Figure collection entries =>
______________________________

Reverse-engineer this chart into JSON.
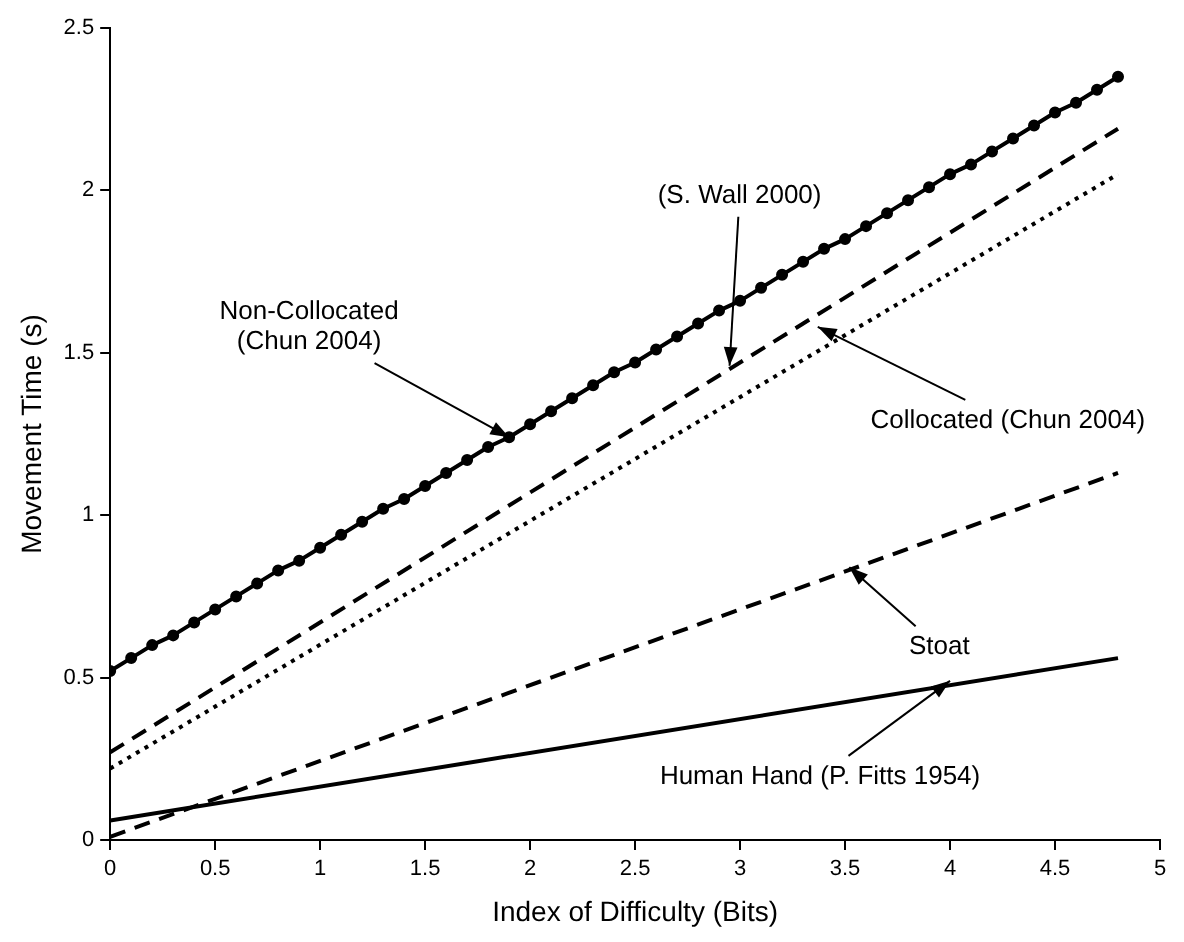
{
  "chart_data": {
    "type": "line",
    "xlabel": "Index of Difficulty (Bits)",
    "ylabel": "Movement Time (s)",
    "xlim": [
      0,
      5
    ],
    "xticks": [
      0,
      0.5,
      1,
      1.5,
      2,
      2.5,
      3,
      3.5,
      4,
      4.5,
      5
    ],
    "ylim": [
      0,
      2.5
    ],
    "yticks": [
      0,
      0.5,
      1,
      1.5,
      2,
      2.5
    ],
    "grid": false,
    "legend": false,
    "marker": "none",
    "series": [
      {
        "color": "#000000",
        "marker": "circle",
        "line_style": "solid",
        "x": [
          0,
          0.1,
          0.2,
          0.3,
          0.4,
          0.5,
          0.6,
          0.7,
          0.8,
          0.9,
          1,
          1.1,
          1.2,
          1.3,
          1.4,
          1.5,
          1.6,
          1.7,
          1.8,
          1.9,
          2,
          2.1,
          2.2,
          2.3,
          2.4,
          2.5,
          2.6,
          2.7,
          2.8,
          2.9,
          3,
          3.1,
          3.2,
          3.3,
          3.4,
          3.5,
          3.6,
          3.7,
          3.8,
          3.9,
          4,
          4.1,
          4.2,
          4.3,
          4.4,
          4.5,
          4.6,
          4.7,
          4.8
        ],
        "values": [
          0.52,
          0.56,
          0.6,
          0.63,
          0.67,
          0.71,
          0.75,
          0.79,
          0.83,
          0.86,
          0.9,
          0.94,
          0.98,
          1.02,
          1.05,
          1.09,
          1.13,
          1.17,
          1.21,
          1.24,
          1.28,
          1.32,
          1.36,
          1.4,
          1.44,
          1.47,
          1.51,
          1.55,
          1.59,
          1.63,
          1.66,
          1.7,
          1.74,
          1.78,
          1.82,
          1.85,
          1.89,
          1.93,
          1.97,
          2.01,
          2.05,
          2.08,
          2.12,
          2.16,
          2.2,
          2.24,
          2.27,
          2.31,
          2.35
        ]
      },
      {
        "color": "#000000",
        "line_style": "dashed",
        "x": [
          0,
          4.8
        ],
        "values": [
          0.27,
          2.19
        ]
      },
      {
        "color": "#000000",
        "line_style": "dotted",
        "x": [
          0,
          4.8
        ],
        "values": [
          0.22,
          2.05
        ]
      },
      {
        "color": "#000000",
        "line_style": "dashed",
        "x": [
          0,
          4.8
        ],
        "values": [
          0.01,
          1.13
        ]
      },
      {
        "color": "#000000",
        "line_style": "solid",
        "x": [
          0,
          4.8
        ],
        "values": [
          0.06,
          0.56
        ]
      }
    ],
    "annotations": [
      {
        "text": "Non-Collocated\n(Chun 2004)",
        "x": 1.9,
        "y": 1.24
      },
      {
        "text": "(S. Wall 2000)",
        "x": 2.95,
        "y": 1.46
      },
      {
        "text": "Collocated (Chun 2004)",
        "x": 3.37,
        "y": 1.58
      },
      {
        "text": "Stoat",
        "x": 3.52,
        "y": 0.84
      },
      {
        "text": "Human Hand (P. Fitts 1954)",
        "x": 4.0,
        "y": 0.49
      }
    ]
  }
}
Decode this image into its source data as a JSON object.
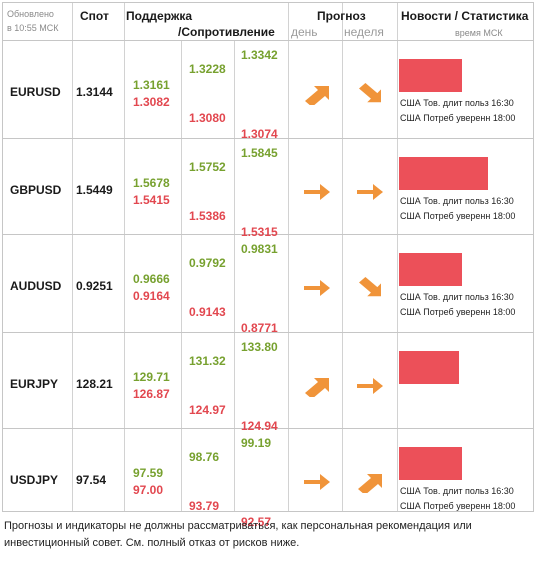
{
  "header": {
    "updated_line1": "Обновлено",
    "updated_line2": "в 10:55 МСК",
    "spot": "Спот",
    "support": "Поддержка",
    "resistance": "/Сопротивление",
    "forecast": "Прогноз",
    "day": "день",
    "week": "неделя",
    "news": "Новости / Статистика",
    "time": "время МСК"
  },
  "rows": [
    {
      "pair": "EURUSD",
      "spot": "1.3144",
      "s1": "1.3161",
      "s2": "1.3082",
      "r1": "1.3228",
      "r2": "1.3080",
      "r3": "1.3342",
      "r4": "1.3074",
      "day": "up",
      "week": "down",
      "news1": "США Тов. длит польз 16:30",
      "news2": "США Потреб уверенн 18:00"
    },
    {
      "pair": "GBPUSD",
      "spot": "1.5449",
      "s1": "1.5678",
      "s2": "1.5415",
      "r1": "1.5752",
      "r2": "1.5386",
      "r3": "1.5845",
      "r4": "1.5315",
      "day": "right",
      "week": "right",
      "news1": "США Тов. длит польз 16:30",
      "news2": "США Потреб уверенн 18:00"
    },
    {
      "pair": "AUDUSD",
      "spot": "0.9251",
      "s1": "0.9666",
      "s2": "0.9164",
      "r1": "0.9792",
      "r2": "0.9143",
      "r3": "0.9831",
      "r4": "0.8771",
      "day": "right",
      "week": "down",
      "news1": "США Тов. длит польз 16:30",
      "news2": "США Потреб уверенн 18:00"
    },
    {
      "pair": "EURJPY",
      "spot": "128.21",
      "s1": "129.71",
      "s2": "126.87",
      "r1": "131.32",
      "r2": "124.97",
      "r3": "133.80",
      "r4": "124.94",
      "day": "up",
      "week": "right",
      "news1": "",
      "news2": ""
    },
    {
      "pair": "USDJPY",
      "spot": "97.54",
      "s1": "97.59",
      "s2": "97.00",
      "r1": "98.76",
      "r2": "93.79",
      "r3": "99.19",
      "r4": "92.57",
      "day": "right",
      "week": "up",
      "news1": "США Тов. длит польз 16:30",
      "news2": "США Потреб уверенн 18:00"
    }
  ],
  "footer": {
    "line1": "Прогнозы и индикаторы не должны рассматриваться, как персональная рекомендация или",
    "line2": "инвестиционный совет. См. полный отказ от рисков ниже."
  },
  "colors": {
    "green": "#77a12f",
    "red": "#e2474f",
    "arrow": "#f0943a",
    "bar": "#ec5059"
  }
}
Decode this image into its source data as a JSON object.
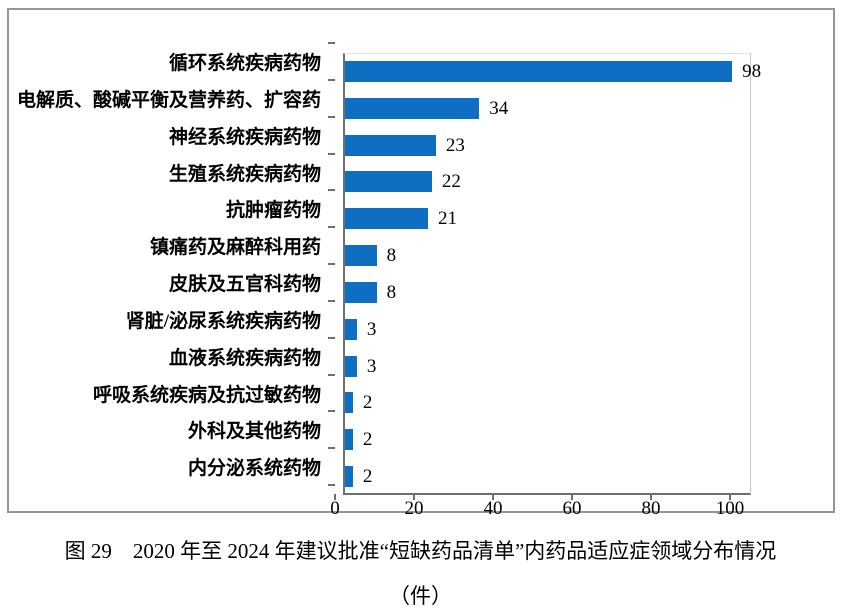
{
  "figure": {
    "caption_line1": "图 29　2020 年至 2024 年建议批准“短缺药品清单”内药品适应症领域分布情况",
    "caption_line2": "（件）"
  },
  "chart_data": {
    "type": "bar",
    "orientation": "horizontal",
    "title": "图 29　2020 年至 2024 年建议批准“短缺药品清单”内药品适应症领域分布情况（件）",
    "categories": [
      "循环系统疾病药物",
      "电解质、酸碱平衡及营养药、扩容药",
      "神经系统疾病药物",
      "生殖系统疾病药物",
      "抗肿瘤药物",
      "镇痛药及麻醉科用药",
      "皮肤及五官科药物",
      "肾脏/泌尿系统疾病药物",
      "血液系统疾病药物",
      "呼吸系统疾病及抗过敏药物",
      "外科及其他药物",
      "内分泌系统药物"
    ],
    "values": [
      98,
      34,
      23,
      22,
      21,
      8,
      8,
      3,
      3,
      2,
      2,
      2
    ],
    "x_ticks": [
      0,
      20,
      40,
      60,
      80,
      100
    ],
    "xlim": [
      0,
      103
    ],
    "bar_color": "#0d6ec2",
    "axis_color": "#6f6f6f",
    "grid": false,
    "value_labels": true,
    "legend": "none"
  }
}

______________________________

TASK => Generate a word-for-word copy of the preceding records, excluding all pictures.

TASK RESPONSE =>
Reverse-engineer this chart into JSON.
{
  "chart_data": {
    "type": "line",
    "xlabel": "Index of Difficulty (Bits)",
    "ylabel": "Movement Time (s)",
    "xlim": [
      0,
      5
    ],
    "xticks": [
      0,
      0.5,
      1,
      1.5,
      2,
      2.5,
      3,
      3.5,
      4,
      4.5,
      5
    ],
    "ylim": [
      0,
      2.5
    ],
    "yticks": [
      0,
      0.5,
      1,
      1.5,
      2,
      2.5
    ],
    "grid": false,
    "legend": false,
    "marker": "none",
    "series": [
      {
        "color": "#000000",
        "marker": "circle",
        "line_style": "solid",
        "x": [
          0,
          0.1,
          0.2,
          0.3,
          0.4,
          0.5,
          0.6,
          0.7,
          0.8,
          0.9,
          1,
          1.1,
          1.2,
          1.3,
          1.4,
          1.5,
          1.6,
          1.7,
          1.8,
          1.9,
          2,
          2.1,
          2.2,
          2.3,
          2.4,
          2.5,
          2.6,
          2.7,
          2.8,
          2.9,
          3,
          3.1,
          3.2,
          3.3,
          3.4,
          3.5,
          3.6,
          3.7,
          3.8,
          3.9,
          4,
          4.1,
          4.2,
          4.3,
          4.4,
          4.5,
          4.6,
          4.7,
          4.8
        ],
        "values": [
          0.52,
          0.56,
          0.6,
          0.63,
          0.67,
          0.71,
          0.75,
          0.79,
          0.83,
          0.86,
          0.9,
          0.94,
          0.98,
          1.02,
          1.05,
          1.09,
          1.13,
          1.17,
          1.21,
          1.24,
          1.28,
          1.32,
          1.36,
          1.4,
          1.44,
          1.47,
          1.51,
          1.55,
          1.59,
          1.63,
          1.66,
          1.7,
          1.74,
          1.78,
          1.82,
          1.85,
          1.89,
          1.93,
          1.97,
          2.01,
          2.05,
          2.08,
          2.12,
          2.16,
          2.2,
          2.24,
          2.27,
          2.31,
          2.35
        ]
      },
      {
        "color": "#000000",
        "line_style": "dashed",
        "x": [
          0,
          4.8
        ],
        "values": [
          0.27,
          2.19
        ]
      },
      {
        "color": "#000000",
        "line_style": "dotted",
        "x": [
          0,
          4.8
        ],
        "values": [
          0.22,
          2.05
        ]
      },
      {
        "color": "#000000",
        "line_style": "dashed",
        "x": [
          0,
          4.8
        ],
        "values": [
          0.01,
          1.13
        ]
      },
      {
        "color": "#000000",
        "line_style": "solid",
        "x": [
          0,
          4.8
        ],
        "values": [
          0.06,
          0.56
        ]
      }
    ],
    "annotations": [
      {
        "text": "Non-Collocated\n(Chun 2004)",
        "x": 1.9,
        "y": 1.24
      },
      {
        "text": "(S. Wall 2000)",
        "x": 2.95,
        "y": 1.46
      },
      {
        "text": "Collocated (Chun 2004)",
        "x": 3.37,
        "y": 1.58
      },
      {
        "text": "Stoat",
        "x": 3.52,
        "y": 0.84
      },
      {
        "text": "Human Hand (P. Fitts 1954)",
        "x": 4.0,
        "y": 0.49
      }
    ]
  }
}
Decode this image into its source data as a JSON object.
{
  "header": {
    "updated_line1": "Обновлено",
    "updated_line2": "в 10:55 МСК",
    "spot": "Спот",
    "support": "Поддержка",
    "resistance": "/Сопротивление",
    "forecast": "Прогноз",
    "day": "день",
    "week": "неделя",
    "news": "Новости / Статистика",
    "time": "время МСК"
  },
  "rows": [
    {
      "pair": "EURUSD",
      "spot": "1.3144",
      "s1": "1.3161",
      "s2": "1.3082",
      "r1": "1.3228",
      "r2": "1.3080",
      "r3": "1.3342",
      "r4": "1.3074",
      "day": "up",
      "week": "down",
      "news1": "США Тов. длит польз 16:30",
      "news2": "США Потреб уверенн 18:00"
    },
    {
      "pair": "GBPUSD",
      "spot": "1.5449",
      "s1": "1.5678",
      "s2": "1.5415",
      "r1": "1.5752",
      "r2": "1.5386",
      "r3": "1.5845",
      "r4": "1.5315",
      "day": "right",
      "week": "right",
      "news1": "США Тов. длит польз 16:30",
      "news2": "США Потреб уверенн 18:00"
    },
    {
      "pair": "AUDUSD",
      "spot": "0.9251",
      "s1": "0.9666",
      "s2": "0.9164",
      "r1": "0.9792",
      "r2": "0.9143",
      "r3": "0.9831",
      "r4": "0.8771",
      "day": "right",
      "week": "down",
      "news1": "США Тов. длит польз 16:30",
      "news2": "США Потреб уверенн 18:00"
    },
    {
      "pair": "EURJPY",
      "spot": "128.21",
      "s1": "129.71",
      "s2": "126.87",
      "r1": "131.32",
      "r2": "124.97",
      "r3": "133.80",
      "r4": "124.94",
      "day": "up",
      "week": "right",
      "news1": "",
      "news2": ""
    },
    {
      "pair": "USDJPY",
      "spot": "97.54",
      "s1": "97.59",
      "s2": "97.00",
      "r1": "98.76",
      "r2": "93.79",
      "r3": "99.19",
      "r4": "92.57",
      "day": "right",
      "week": "up",
      "news1": "США Тов. длит польз 16:30",
      "news2": "США Потреб уверенн 18:00"
    }
  ],
  "footer": {
    "line1": "Прогнозы и индикаторы не должны рассматриваться, как персональная рекомендация или",
    "line2": "инвестиционный совет. См. полный отказ от рисков ниже."
  },
  "colors": {
    "green": "#77a12f",
    "red": "#e2474f",
    "arrow": "#f0943a",
    "bar": "#ec5059"
  }
}
Decode this image into its source data as a JSON object.
{
  "figure": {
    "caption_line1": "图 29　2020 年至 2024 年建议批准“短缺药品清单”内药品适应症领域分布情况",
    "caption_line2": "（件）"
  },
  "chart_data": {
    "type": "bar",
    "orientation": "horizontal",
    "title": "图 29　2020 年至 2024 年建议批准“短缺药品清单”内药品适应症领域分布情况（件）",
    "categories": [
      "循环系统疾病药物",
      "电解质、酸碱平衡及营养药、扩容药",
      "神经系统疾病药物",
      "生殖系统疾病药物",
      "抗肿瘤药物",
      "镇痛药及麻醉科用药",
      "皮肤及五官科药物",
      "肾脏/泌尿系统疾病药物",
      "血液系统疾病药物",
      "呼吸系统疾病及抗过敏药物",
      "外科及其他药物",
      "内分泌系统药物"
    ],
    "values": [
      98,
      34,
      23,
      22,
      21,
      8,
      8,
      3,
      3,
      2,
      2,
      2
    ],
    "x_ticks": [
      0,
      20,
      40,
      60,
      80,
      100
    ],
    "xlim": [
      0,
      103
    ],
    "bar_color": "#0d6ec2",
    "axis_color": "#6f6f6f",
    "grid": false,
    "value_labels": true,
    "legend": "none"
  }
}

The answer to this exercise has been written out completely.